Start

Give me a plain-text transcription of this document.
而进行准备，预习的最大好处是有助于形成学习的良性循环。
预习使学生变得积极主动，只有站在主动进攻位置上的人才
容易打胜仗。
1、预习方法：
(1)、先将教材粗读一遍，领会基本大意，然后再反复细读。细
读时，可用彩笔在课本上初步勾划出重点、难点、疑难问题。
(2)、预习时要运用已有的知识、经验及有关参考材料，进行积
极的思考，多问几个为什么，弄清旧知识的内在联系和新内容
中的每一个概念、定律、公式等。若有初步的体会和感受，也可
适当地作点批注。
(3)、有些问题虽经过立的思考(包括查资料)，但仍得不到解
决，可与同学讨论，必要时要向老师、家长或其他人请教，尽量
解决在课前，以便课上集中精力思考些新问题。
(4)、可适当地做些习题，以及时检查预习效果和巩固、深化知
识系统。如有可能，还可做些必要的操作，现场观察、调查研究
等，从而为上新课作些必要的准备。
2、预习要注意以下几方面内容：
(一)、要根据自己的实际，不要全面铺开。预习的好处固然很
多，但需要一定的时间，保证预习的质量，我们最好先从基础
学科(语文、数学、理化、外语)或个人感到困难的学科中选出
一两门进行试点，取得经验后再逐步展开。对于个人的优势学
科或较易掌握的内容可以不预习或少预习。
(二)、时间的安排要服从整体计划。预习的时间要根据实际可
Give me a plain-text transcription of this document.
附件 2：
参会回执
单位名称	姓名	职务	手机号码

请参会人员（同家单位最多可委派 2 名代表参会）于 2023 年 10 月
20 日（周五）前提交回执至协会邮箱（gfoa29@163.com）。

End

_Given task_: Quote every line of the data, word for word.

_Solved exercise_:
Give me a plain-text transcription of this document.
而进行准备，预习的最大好处是有助于形成学习的良性循环。
预习使学生变得积极主动，只有站在主动进攻位置上的人才
容易打胜仗。
1、预习方法：
(1)、先将教材粗读一遍，领会基本大意，然后再反复细读。细
读时，可用彩笔在课本上初步勾划出重点、难点、疑难问题。
(2)、预习时要运用已有的知识、经验及有关参考材料，进行积
极的思考，多问几个为什么，弄清旧知识的内在联系和新内容
中的每一个概念、定律、公式等。若有初步的体会和感受，也可
适当地作点批注。
(3)、有些问题虽经过立的思考(包括查资料)，但仍得不到解
决，可与同学讨论，必要时要向老师、家长或其他人请教，尽量
解决在课前，以便课上集中精力思考些新问题。
(4)、可适当地做些习题，以及时检查预习效果和巩固、深化知
识系统。如有可能，还可做些必要的操作，现场观察、调查研究
等，从而为上新课作些必要的准备。
2、预习要注意以下几方面内容：
(一)、要根据自己的实际，不要全面铺开。预习的好处固然很
多，但需要一定的时间，保证预习的质量，我们最好先从基础
学科(语文、数学、理化、外语)或个人感到困难的学科中选出
一两门进行试点，取得经验后再逐步展开。对于个人的优势学
科或较易掌握的内容可以不预习或少预习。
(二)、时间的安排要服从整体计划。预习的时间要根据实际可
Give me a plain-text transcription of this document.
附件 2：
参会回执
单位名称	姓名	职务	手机号码

请参会人员（同家单位最多可委派 2 名代表参会）于 2023 年 10 月
20 日（周五）前提交回执至协会邮箱（gfoa29@163.com）。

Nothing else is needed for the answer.